= YOUR GOAL =
Give the number of lines below that contain the word "долины", and nothing else.

>>>>>

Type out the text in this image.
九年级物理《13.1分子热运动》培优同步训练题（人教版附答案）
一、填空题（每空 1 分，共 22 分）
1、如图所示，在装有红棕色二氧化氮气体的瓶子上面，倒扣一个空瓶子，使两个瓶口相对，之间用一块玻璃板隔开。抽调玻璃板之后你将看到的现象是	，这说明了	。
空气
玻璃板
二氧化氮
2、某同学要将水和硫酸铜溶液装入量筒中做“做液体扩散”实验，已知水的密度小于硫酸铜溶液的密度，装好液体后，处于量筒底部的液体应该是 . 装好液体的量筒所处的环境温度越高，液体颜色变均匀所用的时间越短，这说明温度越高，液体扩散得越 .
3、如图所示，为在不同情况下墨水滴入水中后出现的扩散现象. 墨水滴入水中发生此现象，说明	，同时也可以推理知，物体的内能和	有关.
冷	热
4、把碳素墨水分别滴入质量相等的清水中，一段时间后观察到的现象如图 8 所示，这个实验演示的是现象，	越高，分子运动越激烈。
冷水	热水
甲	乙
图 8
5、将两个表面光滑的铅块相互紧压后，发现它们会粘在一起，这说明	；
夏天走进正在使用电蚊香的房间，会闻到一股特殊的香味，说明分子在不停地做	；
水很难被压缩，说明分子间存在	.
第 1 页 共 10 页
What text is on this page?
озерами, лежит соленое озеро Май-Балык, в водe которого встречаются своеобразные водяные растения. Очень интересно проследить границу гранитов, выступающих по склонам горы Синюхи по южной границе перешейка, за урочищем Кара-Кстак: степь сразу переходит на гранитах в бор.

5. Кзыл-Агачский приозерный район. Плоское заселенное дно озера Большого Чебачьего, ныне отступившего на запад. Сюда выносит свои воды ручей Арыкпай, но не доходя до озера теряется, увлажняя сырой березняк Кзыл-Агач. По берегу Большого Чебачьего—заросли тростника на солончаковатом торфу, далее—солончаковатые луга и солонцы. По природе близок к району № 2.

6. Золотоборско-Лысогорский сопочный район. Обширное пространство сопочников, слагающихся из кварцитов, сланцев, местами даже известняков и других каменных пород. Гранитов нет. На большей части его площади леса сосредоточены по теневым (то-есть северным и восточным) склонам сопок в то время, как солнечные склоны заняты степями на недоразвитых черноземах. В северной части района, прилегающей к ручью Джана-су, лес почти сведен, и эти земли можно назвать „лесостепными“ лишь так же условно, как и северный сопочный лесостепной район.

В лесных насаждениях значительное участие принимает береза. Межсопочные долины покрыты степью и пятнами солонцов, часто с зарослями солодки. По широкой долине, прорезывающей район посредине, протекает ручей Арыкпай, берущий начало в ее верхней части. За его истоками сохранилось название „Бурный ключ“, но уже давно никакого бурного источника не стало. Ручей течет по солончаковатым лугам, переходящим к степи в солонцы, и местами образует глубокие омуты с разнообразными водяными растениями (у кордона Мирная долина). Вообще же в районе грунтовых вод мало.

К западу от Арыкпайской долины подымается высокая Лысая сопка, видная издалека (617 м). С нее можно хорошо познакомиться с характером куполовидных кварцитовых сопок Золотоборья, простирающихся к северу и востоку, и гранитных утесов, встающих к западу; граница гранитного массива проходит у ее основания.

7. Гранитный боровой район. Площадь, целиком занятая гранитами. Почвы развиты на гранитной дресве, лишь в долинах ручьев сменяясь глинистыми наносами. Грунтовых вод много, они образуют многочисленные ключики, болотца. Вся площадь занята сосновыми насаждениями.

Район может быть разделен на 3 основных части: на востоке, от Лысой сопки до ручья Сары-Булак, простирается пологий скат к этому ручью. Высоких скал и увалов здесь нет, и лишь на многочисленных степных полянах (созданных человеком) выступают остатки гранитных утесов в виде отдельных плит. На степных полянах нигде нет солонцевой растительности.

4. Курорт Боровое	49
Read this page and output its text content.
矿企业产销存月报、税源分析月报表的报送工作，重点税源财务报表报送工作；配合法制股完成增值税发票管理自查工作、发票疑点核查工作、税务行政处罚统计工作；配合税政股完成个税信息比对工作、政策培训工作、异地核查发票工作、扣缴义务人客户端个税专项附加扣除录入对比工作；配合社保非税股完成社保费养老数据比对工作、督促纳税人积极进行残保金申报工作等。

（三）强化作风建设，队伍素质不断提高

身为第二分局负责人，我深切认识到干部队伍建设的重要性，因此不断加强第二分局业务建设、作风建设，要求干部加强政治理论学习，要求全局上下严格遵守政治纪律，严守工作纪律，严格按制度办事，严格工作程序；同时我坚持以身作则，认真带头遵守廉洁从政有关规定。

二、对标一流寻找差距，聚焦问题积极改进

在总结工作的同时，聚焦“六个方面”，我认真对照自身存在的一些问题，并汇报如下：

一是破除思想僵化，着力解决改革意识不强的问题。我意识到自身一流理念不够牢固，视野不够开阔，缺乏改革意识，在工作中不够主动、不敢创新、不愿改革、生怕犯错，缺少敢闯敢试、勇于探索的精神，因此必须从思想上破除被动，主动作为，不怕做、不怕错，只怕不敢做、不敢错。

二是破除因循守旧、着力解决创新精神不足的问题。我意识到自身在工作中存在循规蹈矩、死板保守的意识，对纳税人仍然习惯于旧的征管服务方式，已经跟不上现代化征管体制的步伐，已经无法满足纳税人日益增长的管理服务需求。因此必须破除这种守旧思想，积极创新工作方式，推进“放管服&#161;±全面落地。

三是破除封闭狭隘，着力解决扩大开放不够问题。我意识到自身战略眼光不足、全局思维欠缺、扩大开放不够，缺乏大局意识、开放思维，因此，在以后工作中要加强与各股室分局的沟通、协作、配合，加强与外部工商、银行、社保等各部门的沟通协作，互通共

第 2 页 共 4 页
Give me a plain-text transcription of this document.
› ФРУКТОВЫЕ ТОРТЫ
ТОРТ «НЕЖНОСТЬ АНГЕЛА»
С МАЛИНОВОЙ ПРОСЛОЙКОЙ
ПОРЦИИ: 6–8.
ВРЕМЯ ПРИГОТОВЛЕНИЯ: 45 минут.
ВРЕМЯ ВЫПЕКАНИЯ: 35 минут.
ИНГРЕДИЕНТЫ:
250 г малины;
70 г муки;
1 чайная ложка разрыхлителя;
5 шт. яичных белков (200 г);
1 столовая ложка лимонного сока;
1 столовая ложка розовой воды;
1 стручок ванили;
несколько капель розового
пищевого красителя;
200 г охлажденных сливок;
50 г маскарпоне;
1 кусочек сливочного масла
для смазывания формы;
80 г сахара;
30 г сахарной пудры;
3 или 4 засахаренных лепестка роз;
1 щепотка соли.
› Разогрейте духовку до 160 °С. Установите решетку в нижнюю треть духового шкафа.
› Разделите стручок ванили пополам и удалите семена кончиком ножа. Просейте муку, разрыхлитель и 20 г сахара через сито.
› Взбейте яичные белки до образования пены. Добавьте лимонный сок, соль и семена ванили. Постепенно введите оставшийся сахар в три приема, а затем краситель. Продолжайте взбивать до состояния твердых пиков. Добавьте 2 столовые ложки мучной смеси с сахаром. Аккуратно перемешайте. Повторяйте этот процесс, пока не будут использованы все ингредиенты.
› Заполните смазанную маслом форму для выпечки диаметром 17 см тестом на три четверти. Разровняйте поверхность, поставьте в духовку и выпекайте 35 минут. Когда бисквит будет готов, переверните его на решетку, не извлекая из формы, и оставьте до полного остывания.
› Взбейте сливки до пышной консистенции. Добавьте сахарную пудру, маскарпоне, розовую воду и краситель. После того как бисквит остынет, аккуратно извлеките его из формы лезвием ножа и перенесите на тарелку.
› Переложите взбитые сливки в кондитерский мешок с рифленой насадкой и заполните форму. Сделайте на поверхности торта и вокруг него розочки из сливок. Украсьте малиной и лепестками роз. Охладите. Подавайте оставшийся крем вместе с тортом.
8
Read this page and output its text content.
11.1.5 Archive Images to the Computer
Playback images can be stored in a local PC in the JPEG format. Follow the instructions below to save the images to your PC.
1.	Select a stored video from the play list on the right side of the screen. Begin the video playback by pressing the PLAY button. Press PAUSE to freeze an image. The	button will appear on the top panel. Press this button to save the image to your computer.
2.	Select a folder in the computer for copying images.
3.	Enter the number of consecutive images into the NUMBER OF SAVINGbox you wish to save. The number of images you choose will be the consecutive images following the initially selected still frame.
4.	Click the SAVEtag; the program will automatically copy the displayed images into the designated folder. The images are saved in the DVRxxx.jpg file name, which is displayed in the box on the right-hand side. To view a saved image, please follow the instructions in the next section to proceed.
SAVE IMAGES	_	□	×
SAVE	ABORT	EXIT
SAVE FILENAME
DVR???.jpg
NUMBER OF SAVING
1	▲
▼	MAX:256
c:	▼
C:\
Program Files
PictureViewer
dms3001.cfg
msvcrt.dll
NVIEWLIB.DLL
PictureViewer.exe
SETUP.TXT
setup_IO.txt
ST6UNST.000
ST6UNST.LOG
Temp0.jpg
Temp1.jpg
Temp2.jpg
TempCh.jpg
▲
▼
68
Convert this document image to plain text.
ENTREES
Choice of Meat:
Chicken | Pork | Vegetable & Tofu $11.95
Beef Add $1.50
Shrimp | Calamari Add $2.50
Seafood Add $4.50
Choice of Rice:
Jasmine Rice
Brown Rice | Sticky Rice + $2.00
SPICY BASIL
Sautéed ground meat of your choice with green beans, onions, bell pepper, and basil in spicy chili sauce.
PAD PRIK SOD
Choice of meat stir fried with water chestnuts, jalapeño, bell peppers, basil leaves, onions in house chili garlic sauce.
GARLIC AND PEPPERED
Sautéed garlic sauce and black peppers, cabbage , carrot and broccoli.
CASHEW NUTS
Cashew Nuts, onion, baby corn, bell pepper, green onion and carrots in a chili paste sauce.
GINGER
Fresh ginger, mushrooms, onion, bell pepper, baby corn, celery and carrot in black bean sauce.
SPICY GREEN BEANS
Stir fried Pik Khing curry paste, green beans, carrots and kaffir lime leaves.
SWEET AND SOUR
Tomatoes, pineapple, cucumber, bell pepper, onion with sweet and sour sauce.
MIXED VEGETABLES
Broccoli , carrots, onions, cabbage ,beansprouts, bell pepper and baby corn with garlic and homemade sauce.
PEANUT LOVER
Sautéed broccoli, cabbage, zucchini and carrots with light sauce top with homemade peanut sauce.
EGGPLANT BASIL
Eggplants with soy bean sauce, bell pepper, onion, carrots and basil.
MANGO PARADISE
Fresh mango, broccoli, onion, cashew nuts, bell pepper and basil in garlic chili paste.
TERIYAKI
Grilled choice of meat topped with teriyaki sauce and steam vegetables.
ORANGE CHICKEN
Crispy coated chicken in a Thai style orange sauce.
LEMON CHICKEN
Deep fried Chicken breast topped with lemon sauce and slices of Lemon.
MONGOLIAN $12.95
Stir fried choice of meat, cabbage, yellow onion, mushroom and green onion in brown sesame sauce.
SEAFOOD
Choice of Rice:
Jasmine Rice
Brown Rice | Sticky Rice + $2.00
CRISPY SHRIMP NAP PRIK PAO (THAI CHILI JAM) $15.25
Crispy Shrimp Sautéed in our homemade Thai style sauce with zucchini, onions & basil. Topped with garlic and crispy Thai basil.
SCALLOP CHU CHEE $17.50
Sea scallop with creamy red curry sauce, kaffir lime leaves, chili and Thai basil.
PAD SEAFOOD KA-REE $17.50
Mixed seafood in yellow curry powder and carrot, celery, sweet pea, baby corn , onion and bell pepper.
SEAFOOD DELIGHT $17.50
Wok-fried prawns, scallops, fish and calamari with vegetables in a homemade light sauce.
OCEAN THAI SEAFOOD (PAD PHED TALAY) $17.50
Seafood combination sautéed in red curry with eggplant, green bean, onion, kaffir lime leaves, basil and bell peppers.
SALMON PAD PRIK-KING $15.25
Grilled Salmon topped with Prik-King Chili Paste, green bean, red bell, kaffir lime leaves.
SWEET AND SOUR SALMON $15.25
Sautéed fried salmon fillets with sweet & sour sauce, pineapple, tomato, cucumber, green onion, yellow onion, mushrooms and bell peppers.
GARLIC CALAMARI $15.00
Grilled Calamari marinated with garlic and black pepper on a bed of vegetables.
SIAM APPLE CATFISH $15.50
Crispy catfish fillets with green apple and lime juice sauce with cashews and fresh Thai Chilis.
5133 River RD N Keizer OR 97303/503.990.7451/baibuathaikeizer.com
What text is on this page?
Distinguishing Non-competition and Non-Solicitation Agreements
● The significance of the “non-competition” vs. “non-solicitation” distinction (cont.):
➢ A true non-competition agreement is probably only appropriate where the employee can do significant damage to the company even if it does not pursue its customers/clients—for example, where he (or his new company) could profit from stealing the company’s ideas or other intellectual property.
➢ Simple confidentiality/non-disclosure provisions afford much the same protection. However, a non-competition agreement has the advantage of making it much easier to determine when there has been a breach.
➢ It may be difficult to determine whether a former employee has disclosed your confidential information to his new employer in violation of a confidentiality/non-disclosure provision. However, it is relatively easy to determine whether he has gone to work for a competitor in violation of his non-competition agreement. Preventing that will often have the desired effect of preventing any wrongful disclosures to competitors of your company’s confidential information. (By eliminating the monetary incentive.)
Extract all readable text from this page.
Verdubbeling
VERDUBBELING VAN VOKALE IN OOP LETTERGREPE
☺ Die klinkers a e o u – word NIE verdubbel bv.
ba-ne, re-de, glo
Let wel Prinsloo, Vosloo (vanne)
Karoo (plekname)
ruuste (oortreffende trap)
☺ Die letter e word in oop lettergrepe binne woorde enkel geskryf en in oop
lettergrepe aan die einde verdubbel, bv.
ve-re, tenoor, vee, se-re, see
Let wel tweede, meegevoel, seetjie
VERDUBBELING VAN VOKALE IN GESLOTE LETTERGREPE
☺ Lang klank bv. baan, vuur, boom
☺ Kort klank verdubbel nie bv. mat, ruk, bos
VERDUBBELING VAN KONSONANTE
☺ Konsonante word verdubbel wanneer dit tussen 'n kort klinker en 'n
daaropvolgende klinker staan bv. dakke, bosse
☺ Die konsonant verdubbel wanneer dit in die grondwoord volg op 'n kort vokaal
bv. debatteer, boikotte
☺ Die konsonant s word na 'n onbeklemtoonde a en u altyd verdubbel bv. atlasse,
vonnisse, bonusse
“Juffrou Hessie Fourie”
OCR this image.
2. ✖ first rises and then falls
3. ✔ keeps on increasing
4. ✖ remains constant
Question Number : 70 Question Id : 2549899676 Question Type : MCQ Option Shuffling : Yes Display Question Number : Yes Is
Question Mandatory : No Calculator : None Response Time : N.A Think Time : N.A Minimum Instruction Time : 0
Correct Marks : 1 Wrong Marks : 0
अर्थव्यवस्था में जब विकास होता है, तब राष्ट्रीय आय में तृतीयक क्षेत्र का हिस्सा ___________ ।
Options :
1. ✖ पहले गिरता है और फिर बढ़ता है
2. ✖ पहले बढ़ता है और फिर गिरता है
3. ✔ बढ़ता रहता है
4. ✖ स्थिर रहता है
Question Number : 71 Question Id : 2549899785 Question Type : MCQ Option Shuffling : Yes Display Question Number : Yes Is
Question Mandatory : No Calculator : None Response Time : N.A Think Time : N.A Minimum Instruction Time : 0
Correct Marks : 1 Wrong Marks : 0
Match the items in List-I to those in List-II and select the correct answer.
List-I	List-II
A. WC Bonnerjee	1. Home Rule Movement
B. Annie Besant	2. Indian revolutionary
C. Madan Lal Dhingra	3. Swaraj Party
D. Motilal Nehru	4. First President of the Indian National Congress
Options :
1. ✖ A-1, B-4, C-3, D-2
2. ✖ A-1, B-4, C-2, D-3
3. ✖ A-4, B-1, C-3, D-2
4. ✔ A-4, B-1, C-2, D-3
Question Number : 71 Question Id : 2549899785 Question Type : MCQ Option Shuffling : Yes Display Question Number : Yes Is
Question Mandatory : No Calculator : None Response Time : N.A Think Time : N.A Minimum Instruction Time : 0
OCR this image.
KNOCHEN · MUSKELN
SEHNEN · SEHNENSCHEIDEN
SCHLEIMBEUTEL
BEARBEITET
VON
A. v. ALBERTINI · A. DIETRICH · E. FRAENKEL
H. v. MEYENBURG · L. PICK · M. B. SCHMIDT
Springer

<<<<<

= CORRECT ANSWER =
2